> [What is needed]
Entries follow. Set all of them down as they stand.

> [Data provided]
○ ○ ○ ○
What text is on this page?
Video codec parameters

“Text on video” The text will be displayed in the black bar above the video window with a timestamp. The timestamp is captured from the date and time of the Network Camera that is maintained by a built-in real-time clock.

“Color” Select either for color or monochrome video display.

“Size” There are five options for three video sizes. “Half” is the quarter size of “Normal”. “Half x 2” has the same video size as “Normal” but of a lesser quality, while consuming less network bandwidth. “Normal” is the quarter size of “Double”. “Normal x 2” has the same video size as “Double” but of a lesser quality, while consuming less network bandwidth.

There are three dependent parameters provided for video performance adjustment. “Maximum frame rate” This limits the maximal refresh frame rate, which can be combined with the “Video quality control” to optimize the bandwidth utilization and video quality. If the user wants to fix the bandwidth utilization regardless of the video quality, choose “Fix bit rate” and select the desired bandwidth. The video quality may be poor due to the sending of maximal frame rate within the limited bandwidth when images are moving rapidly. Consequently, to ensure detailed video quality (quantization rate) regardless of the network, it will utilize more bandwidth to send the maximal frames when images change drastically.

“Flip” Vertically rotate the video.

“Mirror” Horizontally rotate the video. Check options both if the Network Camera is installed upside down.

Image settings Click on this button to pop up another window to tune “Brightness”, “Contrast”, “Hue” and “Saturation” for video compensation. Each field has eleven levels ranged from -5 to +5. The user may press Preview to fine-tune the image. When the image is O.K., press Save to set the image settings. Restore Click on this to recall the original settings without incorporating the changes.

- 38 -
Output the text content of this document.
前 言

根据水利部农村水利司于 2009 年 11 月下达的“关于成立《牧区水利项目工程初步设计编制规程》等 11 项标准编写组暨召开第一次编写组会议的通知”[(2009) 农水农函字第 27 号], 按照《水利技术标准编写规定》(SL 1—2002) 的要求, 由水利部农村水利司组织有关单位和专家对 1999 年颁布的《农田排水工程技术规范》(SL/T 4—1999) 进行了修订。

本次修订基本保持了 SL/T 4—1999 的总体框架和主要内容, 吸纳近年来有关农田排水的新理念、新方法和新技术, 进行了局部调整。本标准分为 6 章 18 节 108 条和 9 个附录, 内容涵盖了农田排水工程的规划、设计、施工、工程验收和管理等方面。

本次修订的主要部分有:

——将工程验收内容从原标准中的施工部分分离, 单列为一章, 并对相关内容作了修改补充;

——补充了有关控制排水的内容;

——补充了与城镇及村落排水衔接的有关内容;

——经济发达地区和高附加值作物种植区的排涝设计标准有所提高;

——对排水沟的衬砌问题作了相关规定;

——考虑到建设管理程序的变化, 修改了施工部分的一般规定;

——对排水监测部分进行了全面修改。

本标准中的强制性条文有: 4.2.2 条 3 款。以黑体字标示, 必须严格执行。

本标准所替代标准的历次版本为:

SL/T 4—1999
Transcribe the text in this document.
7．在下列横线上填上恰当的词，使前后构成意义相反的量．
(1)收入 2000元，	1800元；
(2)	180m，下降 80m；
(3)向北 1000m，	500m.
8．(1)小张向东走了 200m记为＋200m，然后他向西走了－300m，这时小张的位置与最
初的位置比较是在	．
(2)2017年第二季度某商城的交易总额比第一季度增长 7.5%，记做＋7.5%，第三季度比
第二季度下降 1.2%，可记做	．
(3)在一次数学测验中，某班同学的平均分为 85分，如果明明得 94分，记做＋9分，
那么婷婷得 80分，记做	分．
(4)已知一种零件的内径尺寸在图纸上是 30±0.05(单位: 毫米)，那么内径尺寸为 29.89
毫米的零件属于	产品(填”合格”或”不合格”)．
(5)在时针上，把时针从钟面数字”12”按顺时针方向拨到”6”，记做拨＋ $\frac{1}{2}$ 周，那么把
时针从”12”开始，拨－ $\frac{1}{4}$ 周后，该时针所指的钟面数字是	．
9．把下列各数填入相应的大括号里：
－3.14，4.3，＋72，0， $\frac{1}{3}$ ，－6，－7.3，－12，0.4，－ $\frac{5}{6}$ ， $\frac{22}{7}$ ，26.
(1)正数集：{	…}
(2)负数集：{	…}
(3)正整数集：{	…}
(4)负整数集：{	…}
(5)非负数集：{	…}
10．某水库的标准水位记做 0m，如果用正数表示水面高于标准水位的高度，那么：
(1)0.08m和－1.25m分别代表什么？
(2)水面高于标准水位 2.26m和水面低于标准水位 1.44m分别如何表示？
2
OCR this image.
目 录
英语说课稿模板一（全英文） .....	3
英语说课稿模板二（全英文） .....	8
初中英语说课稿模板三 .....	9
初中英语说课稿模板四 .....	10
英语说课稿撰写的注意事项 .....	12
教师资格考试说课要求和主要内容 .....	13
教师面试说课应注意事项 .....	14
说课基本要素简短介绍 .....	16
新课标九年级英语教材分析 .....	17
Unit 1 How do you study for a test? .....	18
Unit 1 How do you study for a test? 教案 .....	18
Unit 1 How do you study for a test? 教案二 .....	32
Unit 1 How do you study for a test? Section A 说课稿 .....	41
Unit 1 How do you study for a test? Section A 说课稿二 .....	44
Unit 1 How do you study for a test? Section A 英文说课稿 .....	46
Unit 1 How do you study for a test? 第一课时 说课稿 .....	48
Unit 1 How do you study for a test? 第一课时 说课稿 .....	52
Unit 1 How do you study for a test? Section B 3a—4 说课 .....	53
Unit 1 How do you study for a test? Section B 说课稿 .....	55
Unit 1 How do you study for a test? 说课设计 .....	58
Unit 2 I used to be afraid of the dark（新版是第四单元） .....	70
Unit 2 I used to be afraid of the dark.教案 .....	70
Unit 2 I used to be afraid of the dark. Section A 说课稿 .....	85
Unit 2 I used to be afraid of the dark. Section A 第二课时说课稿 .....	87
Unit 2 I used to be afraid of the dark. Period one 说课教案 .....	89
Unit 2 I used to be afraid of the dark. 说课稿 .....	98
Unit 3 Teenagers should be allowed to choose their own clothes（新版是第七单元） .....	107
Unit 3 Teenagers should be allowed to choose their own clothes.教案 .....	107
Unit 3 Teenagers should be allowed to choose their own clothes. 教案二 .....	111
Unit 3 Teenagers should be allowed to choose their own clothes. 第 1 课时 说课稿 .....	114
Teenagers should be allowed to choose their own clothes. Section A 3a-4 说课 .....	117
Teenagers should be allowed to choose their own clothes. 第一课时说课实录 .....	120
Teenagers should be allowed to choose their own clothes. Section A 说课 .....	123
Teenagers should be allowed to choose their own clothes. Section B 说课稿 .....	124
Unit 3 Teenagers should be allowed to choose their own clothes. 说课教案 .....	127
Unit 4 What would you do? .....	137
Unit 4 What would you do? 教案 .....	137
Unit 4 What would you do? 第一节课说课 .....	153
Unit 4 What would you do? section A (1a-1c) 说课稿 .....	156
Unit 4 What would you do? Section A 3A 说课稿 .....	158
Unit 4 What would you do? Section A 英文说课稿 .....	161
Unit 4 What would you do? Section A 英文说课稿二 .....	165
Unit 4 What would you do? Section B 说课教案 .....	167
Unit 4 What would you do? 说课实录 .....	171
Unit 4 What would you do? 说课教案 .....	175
○ ○ ○ ○
> [Written response]
What text is on this page?
Video codec parameters

“Text on video” The text will be displayed in the black bar above the video window with a timestamp. The timestamp is captured from the date and time of the Network Camera that is maintained by a built-in real-time clock.

“Color” Select either for color or monochrome video display.

“Size” There are five options for three video sizes. “Half” is the quarter size of “Normal”. “Half x 2” has the same video size as “Normal” but of a lesser quality, while consuming less network bandwidth. “Normal” is the quarter size of “Double”. “Normal x 2” has the same video size as “Double” but of a lesser quality, while consuming less network bandwidth.

There are three dependent parameters provided for video performance adjustment. “Maximum frame rate” This limits the maximal refresh frame rate, which can be combined with the “Video quality control” to optimize the bandwidth utilization and video quality. If the user wants to fix the bandwidth utilization regardless of the video quality, choose “Fix bit rate” and select the desired bandwidth. The video quality may be poor due to the sending of maximal frame rate within the limited bandwidth when images are moving rapidly. Consequently, to ensure detailed video quality (quantization rate) regardless of the network, it will utilize more bandwidth to send the maximal frames when images change drastically.

“Flip” Vertically rotate the video.

“Mirror” Horizontally rotate the video. Check options both if the Network Camera is installed upside down.

Image settings Click on this button to pop up another window to tune “Brightness”, “Contrast”, “Hue” and “Saturation” for video compensation. Each field has eleven levels ranged from -5 to +5. The user may press Preview to fine-tune the image. When the image is O.K., press Save to set the image settings. Restore Click on this to recall the original settings without incorporating the changes.

- 38 -
Output the text content of this document.
前 言

根据水利部农村水利司于 2009 年 11 月下达的“关于成立《牧区水利项目工程初步设计编制规程》等 11 项标准编写组暨召开第一次编写组会议的通知”[(2009) 农水农函字第 27 号], 按照《水利技术标准编写规定》(SL 1—2002) 的要求, 由水利部农村水利司组织有关单位和专家对 1999 年颁布的《农田排水工程技术规范》(SL/T 4—1999) 进行了修订。

本次修订基本保持了 SL/T 4—1999 的总体框架和主要内容, 吸纳近年来有关农田排水的新理念、新方法和新技术, 进行了局部调整。本标准分为 6 章 18 节 108 条和 9 个附录, 内容涵盖了农田排水工程的规划、设计、施工、工程验收和管理等方面。

本次修订的主要部分有:

——将工程验收内容从原标准中的施工部分分离, 单列为一章, 并对相关内容作了修改补充;

——补充了有关控制排水的内容;

——补充了与城镇及村落排水衔接的有关内容;

——经济发达地区和高附加值作物种植区的排涝设计标准有所提高;

——对排水沟的衬砌问题作了相关规定;

——考虑到建设管理程序的变化, 修改了施工部分的一般规定;

——对排水监测部分进行了全面修改。

本标准中的强制性条文有: 4.2.2 条 3 款。以黑体字标示, 必须严格执行。

本标准所替代标准的历次版本为:

SL/T 4—1999
Transcribe the text in this document.
7．在下列横线上填上恰当的词，使前后构成意义相反的量．
(1)收入 2000元，	1800元；
(2)	180m，下降 80m；
(3)向北 1000m，	500m.
8．(1)小张向东走了 200m记为＋200m，然后他向西走了－300m，这时小张的位置与最
初的位置比较是在	．
(2)2017年第二季度某商城的交易总额比第一季度增长 7.5%，记做＋7.5%，第三季度比
第二季度下降 1.2%，可记做	．
(3)在一次数学测验中，某班同学的平均分为 85分，如果明明得 94分，记做＋9分，
那么婷婷得 80分，记做	分．
(4)已知一种零件的内径尺寸在图纸上是 30±0.05(单位: 毫米)，那么内径尺寸为 29.89
毫米的零件属于	产品(填”合格”或”不合格”)．
(5)在时针上，把时针从钟面数字”12”按顺时针方向拨到”6”，记做拨＋ $\frac{1}{2}$ 周，那么把
时针从”12”开始，拨－ $\frac{1}{4}$ 周后，该时针所指的钟面数字是	．
9．把下列各数填入相应的大括号里：
－3.14，4.3，＋72，0， $\frac{1}{3}$ ，－6，－7.3，－12，0.4，－ $\frac{5}{6}$ ， $\frac{22}{7}$ ，26.
(1)正数集：{	…}
(2)负数集：{	…}
(3)正整数集：{	…}
(4)负整数集：{	…}
(5)非负数集：{	…}
10．某水库的标准水位记做 0m，如果用正数表示水面高于标准水位的高度，那么：
(1)0.08m和－1.25m分别代表什么？
(2)水面高于标准水位 2.26m和水面低于标准水位 1.44m分别如何表示？
2
OCR this image.
目 录
英语说课稿模板一（全英文） .....	3
英语说课稿模板二（全英文） .....	8
初中英语说课稿模板三 .....	9
初中英语说课稿模板四 .....	10
英语说课稿撰写的注意事项 .....	12
教师资格考试说课要求和主要内容 .....	13
教师面试说课应注意事项 .....	14
说课基本要素简短介绍 .....	16
新课标九年级英语教材分析 .....	17
Unit 1 How do you study for a test? .....	18
Unit 1 How do you study for a test? 教案 .....	18
Unit 1 How do you study for a test? 教案二 .....	32
Unit 1 How do you study for a test? Section A 说课稿 .....	41
Unit 1 How do you study for a test? Section A 说课稿二 .....	44
Unit 1 How do you study for a test? Section A 英文说课稿 .....	46
Unit 1 How do you study for a test? 第一课时 说课稿 .....	48
Unit 1 How do you study for a test? 第一课时 说课稿 .....	52
Unit 1 How do you study for a test? Section B 3a—4 说课 .....	53
Unit 1 How do you study for a test? Section B 说课稿 .....	55
Unit 1 How do you study for a test? 说课设计 .....	58
Unit 2 I used to be afraid of the dark（新版是第四单元） .....	70
Unit 2 I used to be afraid of the dark.教案 .....	70
Unit 2 I used to be afraid of the dark. Section A 说课稿 .....	85
Unit 2 I used to be afraid of the dark. Section A 第二课时说课稿 .....	87
Unit 2 I used to be afraid of the dark. Period one 说课教案 .....	89
Unit 2 I used to be afraid of the dark. 说课稿 .....	98
Unit 3 Teenagers should be allowed to choose their own clothes（新版是第七单元） .....	107
Unit 3 Teenagers should be allowed to choose their own clothes.教案 .....	107
Unit 3 Teenagers should be allowed to choose their own clothes. 教案二 .....	111
Unit 3 Teenagers should be allowed to choose their own clothes. 第 1 课时 说课稿 .....	114
Teenagers should be allowed to choose their own clothes. Section A 3a-4 说课 .....	117
Teenagers should be allowed to choose their own clothes. 第一课时说课实录 .....	120
Teenagers should be allowed to choose their own clothes. Section A 说课 .....	123
Teenagers should be allowed to choose their own clothes. Section B 说课稿 .....	124
Unit 3 Teenagers should be allowed to choose their own clothes. 说课教案 .....	127
Unit 4 What would you do? .....	137
Unit 4 What would you do? 教案 .....	137
Unit 4 What would you do? 第一节课说课 .....	153
Unit 4 What would you do? section A (1a-1c) 说课稿 .....	156
Unit 4 What would you do? Section A 3A 说课稿 .....	158
Unit 4 What would you do? Section A 英文说课稿 .....	161
Unit 4 What would you do? Section A 英文说课稿二 .....	165
Unit 4 What would you do? Section B 说课教案 .....	167
Unit 4 What would you do? 说课实录 .....	171
Unit 4 What would you do? 说课教案 .....	175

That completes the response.